Box annotation data:
********************

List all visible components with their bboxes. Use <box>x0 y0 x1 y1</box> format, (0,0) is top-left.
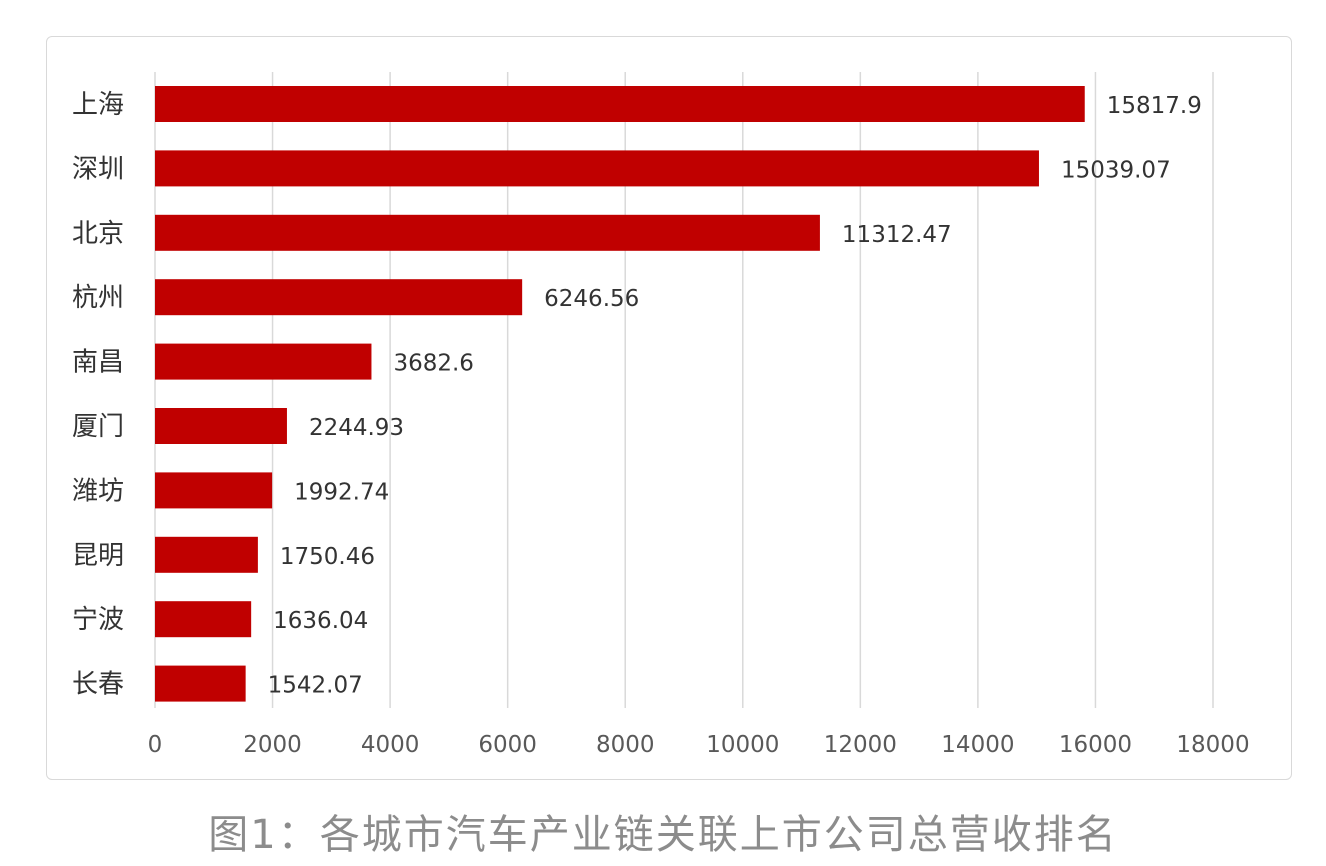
bar <box>155 214 820 251</box>
category-label: 厦门 <box>72 412 124 442</box>
category-label: 宁波 <box>72 605 124 635</box>
bar <box>155 408 287 444</box>
bar <box>155 472 273 509</box>
figure-caption: 图1：各城市汽车产业链关联上市公司总营收排名 <box>208 812 1118 858</box>
data-label: 15817.9 <box>1107 93 1202 119</box>
data-label: 11312.47 <box>842 222 952 248</box>
category-label: 杭州 <box>72 283 124 313</box>
data-label: 1750.46 <box>280 544 375 570</box>
data-label: 15039.07 <box>1061 157 1171 183</box>
category-label: 深圳 <box>72 154 124 184</box>
category-label: 潍坊 <box>72 476 124 506</box>
bar <box>155 86 1085 122</box>
data-label: 6246.56 <box>544 286 639 312</box>
x-tick-label: 2000 <box>243 732 302 758</box>
bar <box>155 536 258 573</box>
data-label: 2244.93 <box>309 415 404 441</box>
x-tick-label: 6000 <box>478 732 537 758</box>
category-label: 南昌 <box>72 348 124 378</box>
x-tick-label: 16000 <box>1059 732 1132 758</box>
bars <box>155 86 1085 702</box>
bar <box>155 279 523 316</box>
x-tick-label: 0 <box>148 732 163 758</box>
bar <box>155 601 252 638</box>
category-label: 昆明 <box>72 541 124 571</box>
data-label: 1636.04 <box>273 608 368 634</box>
bar <box>155 665 246 702</box>
data-label: 3682.6 <box>393 351 473 377</box>
x-tick-label: 12000 <box>824 732 897 758</box>
labels: 0 2000 4000 6000 8000 10000 12000 14000 16000 180… <box>72 90 1250 758</box>
x-tick-label: 4000 <box>361 732 420 758</box>
data-label: 1542.07 <box>268 673 363 699</box>
category-label: 上海 <box>72 90 124 120</box>
x-tick-label: 8000 <box>596 732 655 758</box>
bar <box>155 343 372 380</box>
bar <box>155 150 1039 187</box>
x-tick-label: 14000 <box>941 732 1014 758</box>
bar-chart: 0 2000 4000 6000 8000 10000 12000 14000 16000 180… <box>72 72 1250 758</box>
category-label: 长春 <box>72 670 124 700</box>
x-tick-label: 10000 <box>706 732 779 758</box>
x-tick-label: 18000 <box>1176 732 1249 758</box>
category-label: 北京 <box>72 219 124 249</box>
data-label: 1992.74 <box>294 479 389 505</box>
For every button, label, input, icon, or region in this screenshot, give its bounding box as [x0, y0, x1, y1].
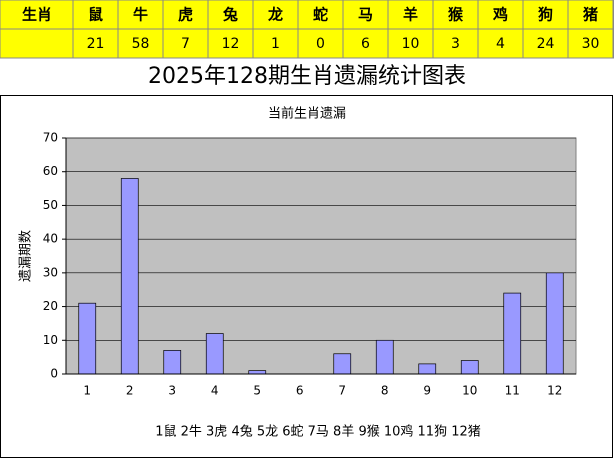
- table-value: 6: [361, 36, 370, 52]
- plot-area: [65, 137, 577, 375]
- x-tick-label: 8: [381, 384, 389, 398]
- x-tick-label: 3: [168, 384, 176, 398]
- x-tick-label: 11: [505, 384, 520, 398]
- bar: [503, 292, 522, 375]
- bar: [78, 302, 97, 375]
- bar: [205, 333, 224, 375]
- table-animal: 马: [358, 6, 373, 24]
- table-animal: 鸡: [492, 6, 508, 24]
- table-animal: 牛: [133, 6, 148, 24]
- x-tick-label: 6: [296, 384, 304, 398]
- x-tick-label: 5: [253, 384, 261, 398]
- page-title: 2025年128期生肖遗漏统计图表: [148, 64, 466, 89]
- table-animal: 蛇: [313, 6, 328, 24]
- bar: [333, 353, 352, 375]
- y-tick-label: 60: [43, 164, 58, 178]
- bar: [545, 272, 564, 375]
- table-animal: 羊: [403, 6, 418, 24]
- y-tick-label: 0: [50, 367, 58, 381]
- table-animal: 虎: [178, 6, 193, 24]
- table-animal: 龙: [267, 6, 283, 24]
- table-header: 生肖: [22, 6, 52, 24]
- y-tick-label: 40: [43, 232, 58, 246]
- table-value: 21: [87, 36, 105, 52]
- y-tick-label: 10: [43, 333, 58, 347]
- table-animal: 兔: [222, 6, 238, 24]
- table-animal: 狗: [538, 6, 553, 24]
- chart-title: 当前生肖遗漏: [268, 106, 346, 122]
- x-tick-label: 7: [338, 384, 346, 398]
- table-animal: 鼠: [88, 6, 103, 24]
- x-tick-label: 1: [83, 384, 91, 398]
- table-value: 4: [496, 36, 505, 52]
- table-value: 24: [537, 36, 555, 52]
- bar: [460, 360, 479, 375]
- bar: [163, 350, 182, 375]
- table-value: 30: [582, 36, 600, 52]
- y-axis-label: 遗漏期数: [18, 230, 34, 282]
- x-tick-label: 10: [462, 384, 477, 398]
- table-value: 12: [222, 36, 240, 52]
- bar: [418, 363, 437, 375]
- y-tick-label: 20: [43, 299, 58, 313]
- x-tick-label: 12: [547, 384, 562, 398]
- table-value: 0: [316, 36, 325, 52]
- table-value: 10: [402, 36, 420, 52]
- y-tick-label: 30: [43, 265, 58, 279]
- bar: [375, 339, 394, 375]
- table-value: 7: [181, 36, 190, 52]
- table-animal: 猴: [448, 6, 464, 24]
- x-tick-label: 4: [211, 384, 219, 398]
- table-animal: 猪: [582, 6, 598, 24]
- bar: [120, 178, 139, 375]
- x-tick-label: 9: [423, 384, 431, 398]
- x-tick-label: 2: [126, 384, 134, 398]
- table-value: 58: [132, 36, 150, 52]
- bar: [248, 370, 267, 375]
- table-value: 3: [451, 36, 460, 52]
- caption: 1鼠 2牛 3虎 4兔 5龙 6蛇 7马 8羊 9猴 10鸡 11狗 12猪: [155, 424, 481, 440]
- y-tick-label: 50: [43, 198, 58, 212]
- y-tick-label: 70: [43, 131, 58, 145]
- table-value: 1: [271, 36, 280, 52]
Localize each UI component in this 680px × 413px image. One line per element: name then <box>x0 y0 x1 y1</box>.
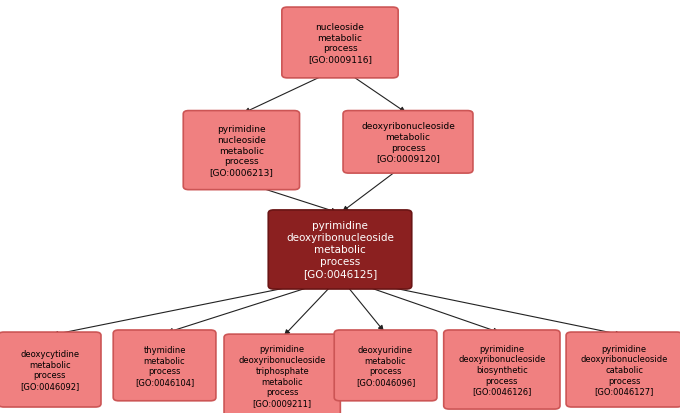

********************

Direction ▸ Reproduce every one of the rows above word for word, leaving out the pictures.

Response to this exercise ▸
List all visible components with their bboxes. Use <box>x0 y0 x1 y1</box> format, (0,0) is top-left.
bar <box>155 214 820 251</box>
category-label: 厦门 <box>72 412 124 442</box>
category-label: 宁波 <box>72 605 124 635</box>
bar <box>155 408 287 444</box>
bar <box>155 472 273 509</box>
figure-caption: 图1：各城市汽车产业链关联上市公司总营收排名 <box>208 812 1118 858</box>
data-label: 15817.9 <box>1107 93 1202 119</box>
data-label: 11312.47 <box>842 222 952 248</box>
category-label: 杭州 <box>72 283 124 313</box>
data-label: 1750.46 <box>280 544 375 570</box>
data-label: 15039.07 <box>1061 157 1171 183</box>
category-label: 深圳 <box>72 154 124 184</box>
category-label: 潍坊 <box>72 476 124 506</box>
bar <box>155 86 1085 122</box>
data-label: 6246.56 <box>544 286 639 312</box>
x-tick-label: 2000 <box>243 732 302 758</box>
bar <box>155 536 258 573</box>
data-label: 2244.93 <box>309 415 404 441</box>
x-tick-label: 6000 <box>478 732 537 758</box>
category-label: 南昌 <box>72 348 124 378</box>
x-tick-label: 16000 <box>1059 732 1132 758</box>
bars <box>155 86 1085 702</box>
bar <box>155 279 523 316</box>
x-tick-label: 0 <box>148 732 163 758</box>
bar <box>155 601 252 638</box>
category-label: 昆明 <box>72 541 124 571</box>
data-label: 1636.04 <box>273 608 368 634</box>
bar <box>155 665 246 702</box>
data-label: 3682.6 <box>393 351 473 377</box>
x-tick-label: 12000 <box>824 732 897 758</box>
labels: 0 2000 4000 6000 8000 10000 12000 14000 16000 180… <box>72 90 1250 758</box>
x-tick-label: 4000 <box>361 732 420 758</box>
data-label: 1542.07 <box>268 673 363 699</box>
category-label: 上海 <box>72 90 124 120</box>
x-tick-label: 8000 <box>596 732 655 758</box>
bar <box>155 343 372 380</box>
bar <box>155 150 1039 187</box>
x-tick-label: 14000 <box>941 732 1014 758</box>
bar-chart: 0 2000 4000 6000 8000 10000 12000 14000 16000 180… <box>72 72 1250 758</box>
category-label: 长春 <box>72 670 124 700</box>
x-tick-label: 10000 <box>706 732 779 758</box>
x-tick-label: 18000 <box>1176 732 1249 758</box>
category-label: 北京 <box>72 219 124 249</box>
data-label: 1992.74 <box>294 479 389 505</box>
For every button, label, input, icon, or region in this screenshot, give its bounding box as [x0, y0, x1, y1].
- table-value: 6: [361, 36, 370, 52]
- plot-area: [65, 137, 577, 375]
- x-tick-label: 8: [381, 384, 389, 398]
- x-tick-label: 3: [168, 384, 176, 398]
- x-tick-label: 11: [505, 384, 520, 398]
- bar: [503, 292, 522, 375]
- bar: [78, 302, 97, 375]
- bar: [205, 333, 224, 375]
- table-animal: 马: [358, 6, 373, 24]
- table-animal: 鸡: [492, 6, 508, 24]
- table-animal: 牛: [133, 6, 148, 24]
- x-tick-label: 6: [296, 384, 304, 398]
- x-tick-label: 5: [253, 384, 261, 398]
- page-title: 2025年128期生肖遗漏统计图表: [148, 64, 466, 89]
- table-animal: 蛇: [313, 6, 328, 24]
- bar: [333, 353, 352, 375]
- y-tick-label: 60: [43, 164, 58, 178]
- bar: [545, 272, 564, 375]
- table-animal: 羊: [403, 6, 418, 24]
- y-tick-label: 0: [50, 367, 58, 381]
- table-animal: 虎: [178, 6, 193, 24]
- table-animal: 龙: [267, 6, 283, 24]
- table-header: 生肖: [22, 6, 52, 24]
- y-tick-label: 40: [43, 232, 58, 246]
- table-value: 21: [87, 36, 105, 52]
- y-tick-label: 10: [43, 333, 58, 347]
- table-animal: 兔: [222, 6, 238, 24]
- table-animal: 狗: [538, 6, 553, 24]
- chart-title: 当前生肖遗漏: [268, 106, 346, 122]
- x-tick-label: 7: [338, 384, 346, 398]
- table-animal: 鼠: [88, 6, 103, 24]
- x-tick-label: 1: [83, 384, 91, 398]
- table-value: 4: [496, 36, 505, 52]
- table-value: 24: [537, 36, 555, 52]
- bar: [460, 360, 479, 375]
- bar: [163, 350, 182, 375]
- table-value: 30: [582, 36, 600, 52]
- y-axis-label: 遗漏期数: [18, 230, 34, 282]
- x-tick-label: 10: [462, 384, 477, 398]
- table-value: 12: [222, 36, 240, 52]
- bar: [418, 363, 437, 375]
- y-tick-label: 20: [43, 299, 58, 313]
- x-tick-label: 12: [547, 384, 562, 398]
- table-value: 0: [316, 36, 325, 52]
- table-value: 10: [402, 36, 420, 52]
- y-tick-label: 30: [43, 265, 58, 279]
- bar: [375, 339, 394, 375]
- table-value: 7: [181, 36, 190, 52]
- table-animal: 猴: [448, 6, 464, 24]
- x-tick-label: 4: [211, 384, 219, 398]
- table-animal: 猪: [582, 6, 598, 24]
- bar: [120, 178, 139, 375]
- x-tick-label: 9: [423, 384, 431, 398]
- x-tick-label: 2: [126, 384, 134, 398]
- table-value: 58: [132, 36, 150, 52]
- bar: [248, 370, 267, 375]
- table-value: 3: [451, 36, 460, 52]
- caption: 1鼠 2牛 3虎 4兔 5龙 6蛇 7马 8羊 9猴 10鸡 11狗 12猪: [155, 424, 481, 440]
- y-tick-label: 50: [43, 198, 58, 212]
- y-tick-label: 70: [43, 131, 58, 145]
- table-value: 1: [271, 36, 280, 52]
Localize each UI component in this 680px × 413px image. One line per element: name then <box>x0 y0 x1 y1</box>.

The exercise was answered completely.